Extracted records
-.-.-

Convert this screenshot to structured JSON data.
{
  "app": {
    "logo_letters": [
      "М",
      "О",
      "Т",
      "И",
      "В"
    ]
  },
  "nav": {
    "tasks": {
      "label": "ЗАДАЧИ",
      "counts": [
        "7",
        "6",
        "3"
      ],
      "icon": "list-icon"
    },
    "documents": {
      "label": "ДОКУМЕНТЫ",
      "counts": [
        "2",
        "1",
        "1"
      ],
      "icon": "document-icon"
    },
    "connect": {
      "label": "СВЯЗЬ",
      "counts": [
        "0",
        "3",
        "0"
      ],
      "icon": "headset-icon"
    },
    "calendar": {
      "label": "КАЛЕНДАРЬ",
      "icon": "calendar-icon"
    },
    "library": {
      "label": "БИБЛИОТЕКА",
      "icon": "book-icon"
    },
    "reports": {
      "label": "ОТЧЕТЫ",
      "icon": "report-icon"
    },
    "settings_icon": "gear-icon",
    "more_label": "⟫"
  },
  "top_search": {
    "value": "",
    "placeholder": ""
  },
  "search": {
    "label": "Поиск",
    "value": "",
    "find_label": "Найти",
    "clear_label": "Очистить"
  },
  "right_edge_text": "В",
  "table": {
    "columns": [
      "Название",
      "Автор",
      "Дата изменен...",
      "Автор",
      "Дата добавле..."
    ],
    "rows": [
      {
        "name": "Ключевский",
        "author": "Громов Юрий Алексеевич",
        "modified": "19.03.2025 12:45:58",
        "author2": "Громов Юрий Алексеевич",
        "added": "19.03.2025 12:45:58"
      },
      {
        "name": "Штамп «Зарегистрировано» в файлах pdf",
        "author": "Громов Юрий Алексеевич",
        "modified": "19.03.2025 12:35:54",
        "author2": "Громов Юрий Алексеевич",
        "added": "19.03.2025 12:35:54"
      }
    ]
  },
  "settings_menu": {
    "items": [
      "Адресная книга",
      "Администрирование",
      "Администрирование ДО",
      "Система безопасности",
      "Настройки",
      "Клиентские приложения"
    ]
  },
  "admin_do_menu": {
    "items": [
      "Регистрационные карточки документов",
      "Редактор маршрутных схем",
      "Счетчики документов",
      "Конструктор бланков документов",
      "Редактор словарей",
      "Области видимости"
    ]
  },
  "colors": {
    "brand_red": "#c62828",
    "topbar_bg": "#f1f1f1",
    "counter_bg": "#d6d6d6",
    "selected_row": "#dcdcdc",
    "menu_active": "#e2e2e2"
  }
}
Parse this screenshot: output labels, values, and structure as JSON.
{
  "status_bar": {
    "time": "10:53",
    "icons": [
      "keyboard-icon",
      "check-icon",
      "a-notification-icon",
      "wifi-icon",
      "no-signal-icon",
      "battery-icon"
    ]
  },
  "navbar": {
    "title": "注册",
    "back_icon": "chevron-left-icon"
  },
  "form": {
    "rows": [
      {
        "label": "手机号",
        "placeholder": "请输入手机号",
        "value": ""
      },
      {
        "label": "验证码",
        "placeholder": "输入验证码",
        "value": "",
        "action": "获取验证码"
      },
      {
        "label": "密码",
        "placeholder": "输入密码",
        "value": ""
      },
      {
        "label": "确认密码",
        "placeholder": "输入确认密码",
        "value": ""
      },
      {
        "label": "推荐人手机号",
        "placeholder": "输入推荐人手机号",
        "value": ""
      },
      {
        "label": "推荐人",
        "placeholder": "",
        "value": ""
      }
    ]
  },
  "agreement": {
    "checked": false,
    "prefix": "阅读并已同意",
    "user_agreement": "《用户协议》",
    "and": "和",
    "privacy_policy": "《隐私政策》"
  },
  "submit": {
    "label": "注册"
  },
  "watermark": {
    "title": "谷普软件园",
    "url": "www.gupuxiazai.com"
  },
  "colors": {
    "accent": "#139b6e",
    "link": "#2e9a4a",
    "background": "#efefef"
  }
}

-.-.-

Transcribe every entry verbatim.

Convert this screenshot to structured JSON data.
{
  "app": {
    "logo_letters": [
      "М",
      "О",
      "Т",
      "И",
      "В"
    ]
  },
  "nav": {
    "tasks": {
      "label": "ЗАДАЧИ",
      "counts": [
        "7",
        "6",
        "3"
      ],
      "icon": "list-icon"
    },
    "documents": {
      "label": "ДОКУМЕНТЫ",
      "counts": [
        "2",
        "1",
        "1"
      ],
      "icon": "document-icon"
    },
    "connect": {
      "label": "СВЯЗЬ",
      "counts": [
        "0",
        "3",
        "0"
      ],
      "icon": "headset-icon"
    },
    "calendar": {
      "label": "КАЛЕНДАРЬ",
      "icon": "calendar-icon"
    },
    "library": {
      "label": "БИБЛИОТЕКА",
      "icon": "book-icon"
    },
    "reports": {
      "label": "ОТЧЕТЫ",
      "icon": "report-icon"
    },
    "settings_icon": "gear-icon",
    "more_label": "⟫"
  },
  "top_search": {
    "value": "",
    "placeholder": ""
  },
  "search": {
    "label": "Поиск",
    "value": "",
    "find_label": "Найти",
    "clear_label": "Очистить"
  },
  "right_edge_text": "В",
  "table": {
    "columns": [
      "Название",
      "Автор",
      "Дата изменен...",
      "Автор",
      "Дата добавле..."
    ],
    "rows": [
      {
        "name": "Ключевский",
        "author": "Громов Юрий Алексеевич",
        "modified": "19.03.2025 12:45:58",
        "author2": "Громов Юрий Алексеевич",
        "added": "19.03.2025 12:45:58"
      },
      {
        "name": "Штамп «Зарегистрировано» в файлах pdf",
        "author": "Громов Юрий Алексеевич",
        "modified": "19.03.2025 12:35:54",
        "author2": "Громов Юрий Алексеевич",
        "added": "19.03.2025 12:35:54"
      }
    ]
  },
  "settings_menu": {
    "items": [
      "Адресная книга",
      "Администрирование",
      "Администрирование ДО",
      "Система безопасности",
      "Настройки",
      "Клиентские приложения"
    ]
  },
  "admin_do_menu": {
    "items": [
      "Регистрационные карточки документов",
      "Редактор маршрутных схем",
      "Счетчики документов",
      "Конструктор бланков документов",
      "Редактор словарей",
      "Области видимости"
    ]
  },
  "colors": {
    "brand_red": "#c62828",
    "topbar_bg": "#f1f1f1",
    "counter_bg": "#d6d6d6",
    "selected_row": "#dcdcdc",
    "menu_active": "#e2e2e2"
  }
}
Parse this screenshot: output labels, values, and structure as JSON.
{
  "status_bar": {
    "time": "10:53",
    "icons": [
      "keyboard-icon",
      "check-icon",
      "a-notification-icon",
      "wifi-icon",
      "no-signal-icon",
      "battery-icon"
    ]
  },
  "navbar": {
    "title": "注册",
    "back_icon": "chevron-left-icon"
  },
  "form": {
    "rows": [
      {
        "label": "手机号",
        "placeholder": "请输入手机号",
        "value": ""
      },
      {
        "label": "验证码",
        "placeholder": "输入验证码",
        "value": "",
        "action": "获取验证码"
      },
      {
        "label": "密码",
        "placeholder": "输入密码",
        "value": ""
      },
      {
        "label": "确认密码",
        "placeholder": "输入确认密码",
        "value": ""
      },
      {
        "label": "推荐人手机号",
        "placeholder": "输入推荐人手机号",
        "value": ""
      },
      {
        "label": "推荐人",
        "placeholder": "",
        "value": ""
      }
    ]
  },
  "agreement": {
    "checked": false,
    "prefix": "阅读并已同意",
    "user_agreement": "《用户协议》",
    "and": "和",
    "privacy_policy": "《隐私政策》"
  },
  "submit": {
    "label": "注册"
  },
  "watermark": {
    "title": "谷普软件园",
    "url": "www.gupuxiazai.com"
  },
  "colors": {
    "accent": "#139b6e",
    "link": "#2e9a4a",
    "background": "#efefef"
  }
}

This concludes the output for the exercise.